- WRITTEN REQUEST -
Look through the lines below and extract each one that contains "Wangel".

- INPUT ROWS -
----------
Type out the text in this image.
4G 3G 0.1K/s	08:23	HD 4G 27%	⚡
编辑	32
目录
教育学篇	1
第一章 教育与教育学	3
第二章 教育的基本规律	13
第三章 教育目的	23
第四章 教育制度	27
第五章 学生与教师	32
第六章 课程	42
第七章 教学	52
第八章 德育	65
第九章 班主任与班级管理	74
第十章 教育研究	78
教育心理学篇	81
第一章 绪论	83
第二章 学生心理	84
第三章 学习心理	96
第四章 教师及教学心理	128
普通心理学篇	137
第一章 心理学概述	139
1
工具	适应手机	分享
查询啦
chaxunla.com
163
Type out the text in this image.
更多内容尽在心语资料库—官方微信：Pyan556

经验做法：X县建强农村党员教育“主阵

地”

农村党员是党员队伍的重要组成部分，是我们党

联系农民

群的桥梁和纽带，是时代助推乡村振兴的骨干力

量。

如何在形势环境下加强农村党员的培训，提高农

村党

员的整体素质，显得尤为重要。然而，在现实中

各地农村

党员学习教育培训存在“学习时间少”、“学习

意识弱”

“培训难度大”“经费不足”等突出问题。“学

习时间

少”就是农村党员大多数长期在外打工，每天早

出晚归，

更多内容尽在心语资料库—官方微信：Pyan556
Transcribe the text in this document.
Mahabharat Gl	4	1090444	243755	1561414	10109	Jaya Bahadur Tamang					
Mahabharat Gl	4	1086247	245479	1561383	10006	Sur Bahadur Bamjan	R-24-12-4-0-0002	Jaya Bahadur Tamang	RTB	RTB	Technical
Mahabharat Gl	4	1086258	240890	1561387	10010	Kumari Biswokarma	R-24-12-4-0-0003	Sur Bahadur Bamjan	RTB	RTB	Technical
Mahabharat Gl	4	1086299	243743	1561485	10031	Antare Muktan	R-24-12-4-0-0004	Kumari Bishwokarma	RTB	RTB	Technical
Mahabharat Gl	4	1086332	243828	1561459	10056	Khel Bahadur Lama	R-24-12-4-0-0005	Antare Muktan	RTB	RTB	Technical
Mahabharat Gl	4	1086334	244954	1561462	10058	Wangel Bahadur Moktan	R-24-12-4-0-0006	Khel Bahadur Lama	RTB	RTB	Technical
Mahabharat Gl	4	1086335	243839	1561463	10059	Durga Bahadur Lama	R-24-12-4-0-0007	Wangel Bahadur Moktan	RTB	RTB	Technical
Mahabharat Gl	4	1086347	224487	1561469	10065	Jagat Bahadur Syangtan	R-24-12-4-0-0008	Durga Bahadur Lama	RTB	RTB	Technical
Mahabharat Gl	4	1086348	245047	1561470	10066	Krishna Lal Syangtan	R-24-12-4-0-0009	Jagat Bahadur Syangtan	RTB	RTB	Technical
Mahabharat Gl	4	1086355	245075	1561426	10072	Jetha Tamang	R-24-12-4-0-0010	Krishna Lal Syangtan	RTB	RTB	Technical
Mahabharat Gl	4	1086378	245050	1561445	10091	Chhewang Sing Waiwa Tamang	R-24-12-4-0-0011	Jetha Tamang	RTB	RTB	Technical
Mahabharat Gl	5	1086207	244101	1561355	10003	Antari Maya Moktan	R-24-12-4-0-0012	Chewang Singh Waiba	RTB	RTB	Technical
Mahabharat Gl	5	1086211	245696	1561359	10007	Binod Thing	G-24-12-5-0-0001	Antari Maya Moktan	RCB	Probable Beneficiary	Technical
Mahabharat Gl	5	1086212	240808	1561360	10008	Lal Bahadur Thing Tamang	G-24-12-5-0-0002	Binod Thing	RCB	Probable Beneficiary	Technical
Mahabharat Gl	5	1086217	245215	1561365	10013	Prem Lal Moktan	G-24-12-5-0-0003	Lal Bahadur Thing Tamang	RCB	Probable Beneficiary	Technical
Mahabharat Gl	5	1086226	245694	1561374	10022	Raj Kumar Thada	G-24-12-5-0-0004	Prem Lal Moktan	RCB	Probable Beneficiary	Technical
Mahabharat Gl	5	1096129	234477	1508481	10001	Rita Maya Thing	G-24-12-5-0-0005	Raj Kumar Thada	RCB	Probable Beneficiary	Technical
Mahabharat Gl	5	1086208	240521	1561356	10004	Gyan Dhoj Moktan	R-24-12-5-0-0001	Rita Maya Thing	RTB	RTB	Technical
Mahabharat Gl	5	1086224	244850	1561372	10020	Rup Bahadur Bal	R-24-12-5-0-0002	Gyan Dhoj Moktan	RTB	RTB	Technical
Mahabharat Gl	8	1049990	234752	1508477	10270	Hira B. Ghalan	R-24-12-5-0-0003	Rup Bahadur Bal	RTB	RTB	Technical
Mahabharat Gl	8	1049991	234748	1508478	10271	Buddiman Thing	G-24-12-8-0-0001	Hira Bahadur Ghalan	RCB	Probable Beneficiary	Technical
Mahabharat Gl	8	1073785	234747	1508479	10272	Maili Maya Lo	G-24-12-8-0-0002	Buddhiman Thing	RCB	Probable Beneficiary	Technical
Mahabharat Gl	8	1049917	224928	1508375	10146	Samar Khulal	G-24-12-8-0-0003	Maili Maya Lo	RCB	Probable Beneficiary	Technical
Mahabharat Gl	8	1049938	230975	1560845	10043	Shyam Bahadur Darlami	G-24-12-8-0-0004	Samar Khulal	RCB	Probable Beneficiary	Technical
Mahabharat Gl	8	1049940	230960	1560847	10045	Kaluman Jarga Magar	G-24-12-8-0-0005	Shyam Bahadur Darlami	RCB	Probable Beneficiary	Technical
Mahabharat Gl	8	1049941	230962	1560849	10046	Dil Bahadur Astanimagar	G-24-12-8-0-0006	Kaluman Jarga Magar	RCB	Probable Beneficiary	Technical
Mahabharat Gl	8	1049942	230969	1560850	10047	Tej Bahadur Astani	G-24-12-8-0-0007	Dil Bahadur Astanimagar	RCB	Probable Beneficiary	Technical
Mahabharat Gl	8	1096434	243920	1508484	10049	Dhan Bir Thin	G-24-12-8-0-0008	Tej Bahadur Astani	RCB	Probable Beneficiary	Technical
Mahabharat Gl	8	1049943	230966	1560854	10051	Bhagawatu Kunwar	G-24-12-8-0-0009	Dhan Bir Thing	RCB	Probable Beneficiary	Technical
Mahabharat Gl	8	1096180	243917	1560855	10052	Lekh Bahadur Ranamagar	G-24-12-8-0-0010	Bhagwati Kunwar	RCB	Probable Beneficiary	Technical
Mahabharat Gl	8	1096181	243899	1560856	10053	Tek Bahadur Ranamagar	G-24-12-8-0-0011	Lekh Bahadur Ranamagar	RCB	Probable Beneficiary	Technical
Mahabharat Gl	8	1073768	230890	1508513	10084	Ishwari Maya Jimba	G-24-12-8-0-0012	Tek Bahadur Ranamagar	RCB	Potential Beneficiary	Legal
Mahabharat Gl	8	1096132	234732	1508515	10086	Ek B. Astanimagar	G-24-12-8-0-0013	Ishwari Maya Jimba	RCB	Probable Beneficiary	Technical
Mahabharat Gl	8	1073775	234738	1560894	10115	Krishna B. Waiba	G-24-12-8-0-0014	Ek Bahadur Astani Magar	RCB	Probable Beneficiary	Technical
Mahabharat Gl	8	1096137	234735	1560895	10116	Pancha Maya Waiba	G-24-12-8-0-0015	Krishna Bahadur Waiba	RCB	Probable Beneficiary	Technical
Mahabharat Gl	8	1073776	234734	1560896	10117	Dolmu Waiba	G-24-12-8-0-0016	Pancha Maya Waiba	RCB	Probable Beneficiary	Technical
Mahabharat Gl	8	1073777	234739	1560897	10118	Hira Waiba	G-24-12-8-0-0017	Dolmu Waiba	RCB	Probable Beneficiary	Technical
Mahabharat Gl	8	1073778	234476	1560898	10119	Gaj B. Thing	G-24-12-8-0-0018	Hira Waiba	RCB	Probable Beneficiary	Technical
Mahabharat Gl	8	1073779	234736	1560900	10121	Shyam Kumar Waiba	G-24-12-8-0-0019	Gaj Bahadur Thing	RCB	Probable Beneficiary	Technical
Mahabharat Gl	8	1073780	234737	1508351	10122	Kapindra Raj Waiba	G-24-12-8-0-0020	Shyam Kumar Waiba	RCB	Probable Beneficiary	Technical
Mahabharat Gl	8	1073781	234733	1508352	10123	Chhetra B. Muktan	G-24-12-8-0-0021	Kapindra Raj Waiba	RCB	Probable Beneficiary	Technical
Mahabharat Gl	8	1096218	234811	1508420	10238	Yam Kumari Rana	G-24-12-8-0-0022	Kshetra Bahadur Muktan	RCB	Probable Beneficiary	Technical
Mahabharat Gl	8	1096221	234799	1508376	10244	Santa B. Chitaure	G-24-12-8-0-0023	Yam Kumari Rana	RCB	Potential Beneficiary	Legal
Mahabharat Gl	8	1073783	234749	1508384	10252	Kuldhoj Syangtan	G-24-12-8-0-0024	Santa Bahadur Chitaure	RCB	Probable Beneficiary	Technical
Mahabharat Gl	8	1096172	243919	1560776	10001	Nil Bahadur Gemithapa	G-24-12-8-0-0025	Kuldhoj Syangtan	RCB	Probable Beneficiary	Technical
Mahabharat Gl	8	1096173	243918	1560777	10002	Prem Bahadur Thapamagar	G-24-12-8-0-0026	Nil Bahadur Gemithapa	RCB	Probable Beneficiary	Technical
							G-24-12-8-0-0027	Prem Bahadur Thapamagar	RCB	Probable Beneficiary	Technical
----------
- WRITTEN RESPONSE -
Mahabharat Gl	4	1086334	244954	1561462	10058	Wangel Bahadur Moktan	R-24-12-4-0-0006	Khel Bahadur Lama	RTB	RTB	Technical
Mahabharat Gl	4	1086335	243839	1561463	10059	Durga Bahadur Lama	R-24-12-4-0-0007	Wangel Bahadur Moktan	RTB	RTB	Technical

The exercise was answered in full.